TASK DIRECTIONS
Copy the listing exactly, starting at its first line and stopping after the line that contains "data-label: 27.2 bbox=[145, 150, 177, 167]".
--- GIVEN RECORDS ---
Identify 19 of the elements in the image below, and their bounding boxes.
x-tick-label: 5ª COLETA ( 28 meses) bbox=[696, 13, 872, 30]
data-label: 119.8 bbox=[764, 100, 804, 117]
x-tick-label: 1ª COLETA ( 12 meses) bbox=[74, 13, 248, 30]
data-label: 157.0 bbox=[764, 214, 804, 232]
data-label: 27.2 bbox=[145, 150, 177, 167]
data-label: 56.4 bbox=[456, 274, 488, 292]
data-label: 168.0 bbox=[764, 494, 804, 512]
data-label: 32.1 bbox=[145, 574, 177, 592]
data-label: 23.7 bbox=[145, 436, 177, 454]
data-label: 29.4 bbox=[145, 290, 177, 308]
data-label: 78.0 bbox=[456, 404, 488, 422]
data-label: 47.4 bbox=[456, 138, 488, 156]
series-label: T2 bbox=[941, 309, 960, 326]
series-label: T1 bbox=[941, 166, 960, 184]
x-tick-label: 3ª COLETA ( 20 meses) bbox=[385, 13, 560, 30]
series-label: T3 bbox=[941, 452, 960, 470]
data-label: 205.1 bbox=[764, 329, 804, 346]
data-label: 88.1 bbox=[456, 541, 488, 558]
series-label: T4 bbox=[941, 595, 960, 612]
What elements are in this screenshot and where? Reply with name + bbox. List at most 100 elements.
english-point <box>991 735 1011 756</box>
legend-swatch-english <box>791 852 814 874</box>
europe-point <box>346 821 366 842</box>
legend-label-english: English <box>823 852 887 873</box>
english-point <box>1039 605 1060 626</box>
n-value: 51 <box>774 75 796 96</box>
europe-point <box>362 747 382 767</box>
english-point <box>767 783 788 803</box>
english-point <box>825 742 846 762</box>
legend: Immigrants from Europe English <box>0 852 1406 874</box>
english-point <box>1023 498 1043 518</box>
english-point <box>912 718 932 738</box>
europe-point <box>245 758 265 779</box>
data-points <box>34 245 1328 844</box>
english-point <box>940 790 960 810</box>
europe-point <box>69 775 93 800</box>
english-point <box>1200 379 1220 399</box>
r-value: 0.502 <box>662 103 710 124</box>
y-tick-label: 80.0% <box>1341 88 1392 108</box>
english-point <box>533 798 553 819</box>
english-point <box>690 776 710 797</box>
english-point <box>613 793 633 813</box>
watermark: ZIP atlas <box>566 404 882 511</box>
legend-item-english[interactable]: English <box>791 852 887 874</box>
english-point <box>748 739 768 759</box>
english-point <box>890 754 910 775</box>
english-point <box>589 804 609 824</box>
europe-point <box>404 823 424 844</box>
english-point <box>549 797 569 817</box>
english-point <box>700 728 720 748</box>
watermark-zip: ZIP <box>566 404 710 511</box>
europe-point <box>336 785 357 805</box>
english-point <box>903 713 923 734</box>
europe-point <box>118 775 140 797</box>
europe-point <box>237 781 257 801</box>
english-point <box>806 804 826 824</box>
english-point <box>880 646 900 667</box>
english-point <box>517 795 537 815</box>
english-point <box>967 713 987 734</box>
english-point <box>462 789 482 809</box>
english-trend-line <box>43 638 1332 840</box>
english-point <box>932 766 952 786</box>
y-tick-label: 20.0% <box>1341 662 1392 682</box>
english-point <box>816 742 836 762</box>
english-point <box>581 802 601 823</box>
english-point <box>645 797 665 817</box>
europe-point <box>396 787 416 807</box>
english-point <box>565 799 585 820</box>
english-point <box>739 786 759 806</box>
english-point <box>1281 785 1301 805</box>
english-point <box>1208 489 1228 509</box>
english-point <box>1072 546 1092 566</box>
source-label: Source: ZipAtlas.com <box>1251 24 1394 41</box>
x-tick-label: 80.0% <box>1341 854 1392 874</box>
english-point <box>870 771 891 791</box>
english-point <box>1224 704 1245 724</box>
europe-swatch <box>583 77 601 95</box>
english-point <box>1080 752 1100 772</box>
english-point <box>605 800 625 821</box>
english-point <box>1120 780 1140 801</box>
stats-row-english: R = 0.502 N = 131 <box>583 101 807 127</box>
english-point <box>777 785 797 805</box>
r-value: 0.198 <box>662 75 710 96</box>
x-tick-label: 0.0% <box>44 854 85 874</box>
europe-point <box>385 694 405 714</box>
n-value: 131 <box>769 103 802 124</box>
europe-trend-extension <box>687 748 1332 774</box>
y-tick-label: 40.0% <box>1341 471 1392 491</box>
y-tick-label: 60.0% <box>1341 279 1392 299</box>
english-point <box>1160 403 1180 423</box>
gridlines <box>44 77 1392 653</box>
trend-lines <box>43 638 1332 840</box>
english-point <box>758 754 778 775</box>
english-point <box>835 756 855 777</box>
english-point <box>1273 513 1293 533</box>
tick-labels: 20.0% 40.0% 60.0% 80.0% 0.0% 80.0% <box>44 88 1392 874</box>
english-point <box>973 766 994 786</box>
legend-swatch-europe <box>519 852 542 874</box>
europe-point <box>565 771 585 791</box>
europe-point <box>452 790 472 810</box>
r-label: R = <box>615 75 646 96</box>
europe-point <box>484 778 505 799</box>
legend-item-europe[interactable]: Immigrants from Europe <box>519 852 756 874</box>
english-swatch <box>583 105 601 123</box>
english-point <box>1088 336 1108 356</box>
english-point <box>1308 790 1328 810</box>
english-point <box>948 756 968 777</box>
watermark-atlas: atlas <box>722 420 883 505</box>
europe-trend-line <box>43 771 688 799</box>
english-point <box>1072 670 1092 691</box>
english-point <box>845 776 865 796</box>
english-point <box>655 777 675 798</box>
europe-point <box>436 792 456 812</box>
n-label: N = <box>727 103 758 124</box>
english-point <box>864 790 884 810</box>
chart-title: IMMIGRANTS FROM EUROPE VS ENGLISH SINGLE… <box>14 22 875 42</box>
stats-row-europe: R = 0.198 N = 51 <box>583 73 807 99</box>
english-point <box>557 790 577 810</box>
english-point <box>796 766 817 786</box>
---
RESULT
Identify 19 of the elements in the image below, and their bounding boxes.
x-tick-label: 5ª COLETA ( 28 meses) bbox=[696, 13, 872, 30]
data-label: 119.8 bbox=[764, 100, 804, 117]
x-tick-label: 1ª COLETA ( 12 meses) bbox=[74, 13, 248, 30]
data-label: 157.0 bbox=[764, 214, 804, 232]
data-label: 27.2 bbox=[145, 150, 177, 167]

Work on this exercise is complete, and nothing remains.